[Extracts from a graphics dataset]
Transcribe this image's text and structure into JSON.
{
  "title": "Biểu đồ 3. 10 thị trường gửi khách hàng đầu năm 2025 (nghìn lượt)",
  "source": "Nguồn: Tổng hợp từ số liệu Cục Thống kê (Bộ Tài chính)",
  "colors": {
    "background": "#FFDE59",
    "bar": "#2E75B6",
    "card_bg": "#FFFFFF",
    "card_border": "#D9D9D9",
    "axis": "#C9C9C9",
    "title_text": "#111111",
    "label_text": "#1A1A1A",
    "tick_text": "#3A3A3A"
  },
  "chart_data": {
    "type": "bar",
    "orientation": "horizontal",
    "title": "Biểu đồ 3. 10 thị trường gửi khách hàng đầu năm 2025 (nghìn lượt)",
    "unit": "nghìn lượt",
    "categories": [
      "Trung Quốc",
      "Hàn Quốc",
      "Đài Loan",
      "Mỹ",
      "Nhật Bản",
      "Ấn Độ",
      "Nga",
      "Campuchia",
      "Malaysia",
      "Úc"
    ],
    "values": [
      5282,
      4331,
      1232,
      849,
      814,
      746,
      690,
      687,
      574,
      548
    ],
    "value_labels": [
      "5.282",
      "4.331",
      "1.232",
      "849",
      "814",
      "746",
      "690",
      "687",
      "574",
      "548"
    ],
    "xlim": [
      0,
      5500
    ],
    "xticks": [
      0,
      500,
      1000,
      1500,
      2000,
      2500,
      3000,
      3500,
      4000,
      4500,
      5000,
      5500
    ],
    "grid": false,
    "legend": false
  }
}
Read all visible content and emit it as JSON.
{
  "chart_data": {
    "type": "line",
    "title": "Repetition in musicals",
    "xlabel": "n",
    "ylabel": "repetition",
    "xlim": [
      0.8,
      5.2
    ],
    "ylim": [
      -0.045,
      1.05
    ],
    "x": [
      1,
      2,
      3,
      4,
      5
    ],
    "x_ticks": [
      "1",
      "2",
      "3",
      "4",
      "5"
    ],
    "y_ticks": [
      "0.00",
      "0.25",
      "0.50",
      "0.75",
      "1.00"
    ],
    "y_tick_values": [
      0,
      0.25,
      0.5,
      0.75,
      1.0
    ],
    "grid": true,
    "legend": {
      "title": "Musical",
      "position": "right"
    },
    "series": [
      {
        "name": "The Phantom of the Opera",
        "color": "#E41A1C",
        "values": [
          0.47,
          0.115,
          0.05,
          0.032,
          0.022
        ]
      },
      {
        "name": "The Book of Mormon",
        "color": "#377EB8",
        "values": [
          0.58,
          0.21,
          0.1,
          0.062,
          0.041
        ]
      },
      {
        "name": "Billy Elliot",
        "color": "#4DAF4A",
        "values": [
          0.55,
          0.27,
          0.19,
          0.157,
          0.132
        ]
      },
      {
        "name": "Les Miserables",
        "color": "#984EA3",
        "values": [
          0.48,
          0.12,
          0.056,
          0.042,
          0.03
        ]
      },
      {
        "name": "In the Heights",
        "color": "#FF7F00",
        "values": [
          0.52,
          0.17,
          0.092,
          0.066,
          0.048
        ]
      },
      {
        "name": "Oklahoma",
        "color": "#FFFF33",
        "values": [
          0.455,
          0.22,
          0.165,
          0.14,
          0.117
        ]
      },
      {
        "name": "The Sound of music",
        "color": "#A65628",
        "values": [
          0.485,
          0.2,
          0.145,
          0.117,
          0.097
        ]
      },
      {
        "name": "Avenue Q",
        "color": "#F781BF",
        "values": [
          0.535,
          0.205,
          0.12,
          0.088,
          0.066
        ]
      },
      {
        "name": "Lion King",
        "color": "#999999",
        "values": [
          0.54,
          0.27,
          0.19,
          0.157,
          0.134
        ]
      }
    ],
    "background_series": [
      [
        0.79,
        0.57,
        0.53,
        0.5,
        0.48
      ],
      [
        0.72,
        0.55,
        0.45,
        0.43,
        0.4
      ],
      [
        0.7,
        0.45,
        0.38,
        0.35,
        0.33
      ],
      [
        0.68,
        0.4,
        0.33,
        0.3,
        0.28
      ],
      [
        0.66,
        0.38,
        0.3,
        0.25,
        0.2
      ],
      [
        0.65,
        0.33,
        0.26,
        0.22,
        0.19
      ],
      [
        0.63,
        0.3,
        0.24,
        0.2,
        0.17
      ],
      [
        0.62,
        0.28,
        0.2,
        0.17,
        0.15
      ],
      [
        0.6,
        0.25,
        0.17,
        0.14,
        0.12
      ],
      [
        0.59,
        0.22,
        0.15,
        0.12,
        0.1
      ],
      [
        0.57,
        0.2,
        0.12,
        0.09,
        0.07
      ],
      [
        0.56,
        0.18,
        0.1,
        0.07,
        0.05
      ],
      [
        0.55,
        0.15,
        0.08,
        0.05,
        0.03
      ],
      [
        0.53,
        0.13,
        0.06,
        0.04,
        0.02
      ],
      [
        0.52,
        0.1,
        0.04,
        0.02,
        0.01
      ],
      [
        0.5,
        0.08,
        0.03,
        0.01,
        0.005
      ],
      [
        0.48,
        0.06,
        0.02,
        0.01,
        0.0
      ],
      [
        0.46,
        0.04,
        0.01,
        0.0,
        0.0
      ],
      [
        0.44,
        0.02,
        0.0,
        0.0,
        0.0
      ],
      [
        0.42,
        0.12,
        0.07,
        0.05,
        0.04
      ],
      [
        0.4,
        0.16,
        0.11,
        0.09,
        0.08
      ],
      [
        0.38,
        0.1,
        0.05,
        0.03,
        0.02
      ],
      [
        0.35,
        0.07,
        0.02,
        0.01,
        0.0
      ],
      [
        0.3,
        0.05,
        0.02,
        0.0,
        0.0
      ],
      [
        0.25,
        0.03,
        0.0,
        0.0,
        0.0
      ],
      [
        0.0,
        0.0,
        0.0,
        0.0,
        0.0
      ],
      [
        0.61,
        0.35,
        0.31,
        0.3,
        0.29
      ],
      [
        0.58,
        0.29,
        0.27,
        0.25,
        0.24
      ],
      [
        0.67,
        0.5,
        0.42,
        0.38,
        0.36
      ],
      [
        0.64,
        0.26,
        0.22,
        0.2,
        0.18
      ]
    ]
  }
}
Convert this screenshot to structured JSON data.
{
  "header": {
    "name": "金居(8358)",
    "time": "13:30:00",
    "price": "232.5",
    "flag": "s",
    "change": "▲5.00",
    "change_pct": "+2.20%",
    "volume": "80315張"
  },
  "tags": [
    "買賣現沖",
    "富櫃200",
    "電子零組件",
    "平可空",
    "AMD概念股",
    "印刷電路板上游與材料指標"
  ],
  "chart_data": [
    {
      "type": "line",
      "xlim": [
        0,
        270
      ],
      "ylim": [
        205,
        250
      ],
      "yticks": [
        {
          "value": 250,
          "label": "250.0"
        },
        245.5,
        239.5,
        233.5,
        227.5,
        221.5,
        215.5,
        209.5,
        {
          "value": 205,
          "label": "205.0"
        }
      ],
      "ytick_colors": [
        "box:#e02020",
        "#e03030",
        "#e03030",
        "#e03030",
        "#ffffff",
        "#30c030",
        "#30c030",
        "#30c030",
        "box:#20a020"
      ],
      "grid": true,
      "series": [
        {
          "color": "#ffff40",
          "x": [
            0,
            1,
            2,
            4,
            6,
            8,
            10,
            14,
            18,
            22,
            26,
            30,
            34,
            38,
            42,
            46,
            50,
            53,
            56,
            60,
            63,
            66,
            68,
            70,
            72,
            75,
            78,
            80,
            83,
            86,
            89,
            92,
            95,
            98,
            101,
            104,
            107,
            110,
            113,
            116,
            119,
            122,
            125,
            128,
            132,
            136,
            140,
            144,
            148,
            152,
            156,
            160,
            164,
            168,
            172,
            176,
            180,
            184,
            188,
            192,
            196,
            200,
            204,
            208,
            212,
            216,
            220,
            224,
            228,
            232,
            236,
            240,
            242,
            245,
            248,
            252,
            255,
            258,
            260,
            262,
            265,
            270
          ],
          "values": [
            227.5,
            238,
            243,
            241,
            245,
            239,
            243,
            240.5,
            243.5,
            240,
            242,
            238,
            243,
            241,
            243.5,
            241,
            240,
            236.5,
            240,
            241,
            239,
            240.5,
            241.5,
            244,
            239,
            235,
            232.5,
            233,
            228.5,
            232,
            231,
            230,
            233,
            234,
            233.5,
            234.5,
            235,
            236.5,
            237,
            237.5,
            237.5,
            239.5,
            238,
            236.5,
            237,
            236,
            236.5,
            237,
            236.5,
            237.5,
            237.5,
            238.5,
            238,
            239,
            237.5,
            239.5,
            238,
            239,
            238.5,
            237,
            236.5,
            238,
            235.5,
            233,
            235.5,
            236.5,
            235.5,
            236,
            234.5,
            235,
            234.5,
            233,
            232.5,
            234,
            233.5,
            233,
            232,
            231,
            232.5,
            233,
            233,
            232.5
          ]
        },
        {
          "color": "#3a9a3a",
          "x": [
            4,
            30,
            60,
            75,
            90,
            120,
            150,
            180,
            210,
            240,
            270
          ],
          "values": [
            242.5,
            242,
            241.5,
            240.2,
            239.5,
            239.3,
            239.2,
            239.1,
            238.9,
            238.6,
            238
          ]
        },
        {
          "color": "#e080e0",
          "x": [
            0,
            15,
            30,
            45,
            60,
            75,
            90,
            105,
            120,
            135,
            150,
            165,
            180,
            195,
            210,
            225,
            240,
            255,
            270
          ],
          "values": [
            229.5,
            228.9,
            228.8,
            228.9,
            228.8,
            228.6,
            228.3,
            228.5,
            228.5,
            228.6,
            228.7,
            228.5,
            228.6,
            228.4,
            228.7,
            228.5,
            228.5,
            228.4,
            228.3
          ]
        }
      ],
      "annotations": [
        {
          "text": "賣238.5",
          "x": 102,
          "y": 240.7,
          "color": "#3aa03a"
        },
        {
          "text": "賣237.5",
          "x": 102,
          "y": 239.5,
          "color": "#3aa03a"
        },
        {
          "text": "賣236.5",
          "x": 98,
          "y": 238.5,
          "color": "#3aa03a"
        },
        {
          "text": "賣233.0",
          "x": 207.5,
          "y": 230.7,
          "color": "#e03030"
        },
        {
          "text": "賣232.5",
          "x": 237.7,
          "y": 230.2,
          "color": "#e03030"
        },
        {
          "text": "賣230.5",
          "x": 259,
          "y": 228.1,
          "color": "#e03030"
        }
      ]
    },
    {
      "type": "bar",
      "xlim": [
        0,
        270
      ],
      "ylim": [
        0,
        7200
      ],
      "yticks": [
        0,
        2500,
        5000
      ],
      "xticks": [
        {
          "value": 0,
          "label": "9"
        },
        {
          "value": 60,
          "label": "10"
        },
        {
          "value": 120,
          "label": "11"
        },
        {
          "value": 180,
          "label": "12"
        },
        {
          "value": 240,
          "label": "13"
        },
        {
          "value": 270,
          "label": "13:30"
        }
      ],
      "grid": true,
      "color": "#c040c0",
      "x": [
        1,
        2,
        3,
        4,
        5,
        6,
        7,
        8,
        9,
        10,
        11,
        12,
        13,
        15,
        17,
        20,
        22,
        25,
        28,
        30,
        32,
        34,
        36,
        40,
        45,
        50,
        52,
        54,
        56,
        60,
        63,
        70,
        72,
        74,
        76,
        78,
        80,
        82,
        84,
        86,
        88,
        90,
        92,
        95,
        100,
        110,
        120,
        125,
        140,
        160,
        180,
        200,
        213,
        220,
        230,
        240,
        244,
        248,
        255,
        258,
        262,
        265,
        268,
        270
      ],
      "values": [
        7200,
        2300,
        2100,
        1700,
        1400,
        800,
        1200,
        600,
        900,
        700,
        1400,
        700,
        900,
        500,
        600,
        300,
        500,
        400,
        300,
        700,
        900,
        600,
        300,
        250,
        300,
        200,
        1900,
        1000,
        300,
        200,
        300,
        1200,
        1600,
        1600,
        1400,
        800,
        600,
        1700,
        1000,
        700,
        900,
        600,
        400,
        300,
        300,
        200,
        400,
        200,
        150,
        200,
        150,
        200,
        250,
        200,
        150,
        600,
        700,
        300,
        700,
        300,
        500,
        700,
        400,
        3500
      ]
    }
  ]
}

The request → Show all lines in the entries above where the word "trường" appears.

Full answer →
  "title": "Biểu đồ 3. 10 thị trường gửi khách hàng đầu năm 2025 (nghìn lượt)",
    "title": "Biểu đồ 3. 10 thị trường gửi khách hàng đầu năm 2025 (nghìn lượt)",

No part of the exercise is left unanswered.